EXERCISE BRIEF >>
Look through the data below for the string "this", and copy every line where it turns up.

** Opening SUPPLIED ENTRIES block **

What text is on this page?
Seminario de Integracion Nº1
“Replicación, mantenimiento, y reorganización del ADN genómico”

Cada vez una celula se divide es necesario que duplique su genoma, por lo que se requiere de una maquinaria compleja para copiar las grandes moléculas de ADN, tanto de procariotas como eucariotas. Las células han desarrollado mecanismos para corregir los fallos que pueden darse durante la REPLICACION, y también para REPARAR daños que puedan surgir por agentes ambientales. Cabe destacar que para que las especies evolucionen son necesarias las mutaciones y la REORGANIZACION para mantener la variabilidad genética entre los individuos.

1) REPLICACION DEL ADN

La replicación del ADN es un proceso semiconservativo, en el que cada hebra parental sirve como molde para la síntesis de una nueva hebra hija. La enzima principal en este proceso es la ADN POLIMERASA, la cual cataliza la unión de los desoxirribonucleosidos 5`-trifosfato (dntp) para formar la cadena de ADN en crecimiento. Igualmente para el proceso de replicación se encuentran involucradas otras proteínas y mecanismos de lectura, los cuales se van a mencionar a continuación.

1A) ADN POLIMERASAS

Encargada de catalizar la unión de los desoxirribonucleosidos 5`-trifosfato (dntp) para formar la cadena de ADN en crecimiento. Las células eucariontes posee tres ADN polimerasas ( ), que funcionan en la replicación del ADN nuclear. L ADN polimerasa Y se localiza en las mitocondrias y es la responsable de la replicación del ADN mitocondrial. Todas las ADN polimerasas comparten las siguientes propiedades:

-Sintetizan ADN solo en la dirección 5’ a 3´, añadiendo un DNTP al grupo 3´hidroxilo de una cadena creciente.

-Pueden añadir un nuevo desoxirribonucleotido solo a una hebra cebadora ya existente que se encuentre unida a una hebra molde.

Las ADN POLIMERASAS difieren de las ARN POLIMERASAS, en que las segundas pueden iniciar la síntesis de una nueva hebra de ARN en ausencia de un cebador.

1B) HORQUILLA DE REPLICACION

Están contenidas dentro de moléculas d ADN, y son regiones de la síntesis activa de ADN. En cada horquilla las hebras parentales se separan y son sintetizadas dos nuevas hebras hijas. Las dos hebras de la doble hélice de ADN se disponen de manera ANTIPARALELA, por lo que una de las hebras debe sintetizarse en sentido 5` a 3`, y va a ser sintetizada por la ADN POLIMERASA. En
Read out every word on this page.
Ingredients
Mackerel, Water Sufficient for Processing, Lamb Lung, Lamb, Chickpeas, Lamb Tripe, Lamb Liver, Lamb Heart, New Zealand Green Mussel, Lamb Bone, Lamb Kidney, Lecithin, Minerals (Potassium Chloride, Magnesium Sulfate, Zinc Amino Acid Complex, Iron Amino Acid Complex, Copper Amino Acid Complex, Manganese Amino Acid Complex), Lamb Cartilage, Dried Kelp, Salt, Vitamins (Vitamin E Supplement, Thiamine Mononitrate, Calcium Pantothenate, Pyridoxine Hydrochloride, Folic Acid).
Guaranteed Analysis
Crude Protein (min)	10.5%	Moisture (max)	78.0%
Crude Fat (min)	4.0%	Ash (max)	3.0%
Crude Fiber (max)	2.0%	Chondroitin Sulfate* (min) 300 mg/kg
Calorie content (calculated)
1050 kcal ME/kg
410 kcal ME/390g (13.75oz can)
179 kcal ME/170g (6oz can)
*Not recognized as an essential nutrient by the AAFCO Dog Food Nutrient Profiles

** Closing SUPPLIED ENTRIES block **

RESPONSE >>
What text is on this page?
Read out every word on this page.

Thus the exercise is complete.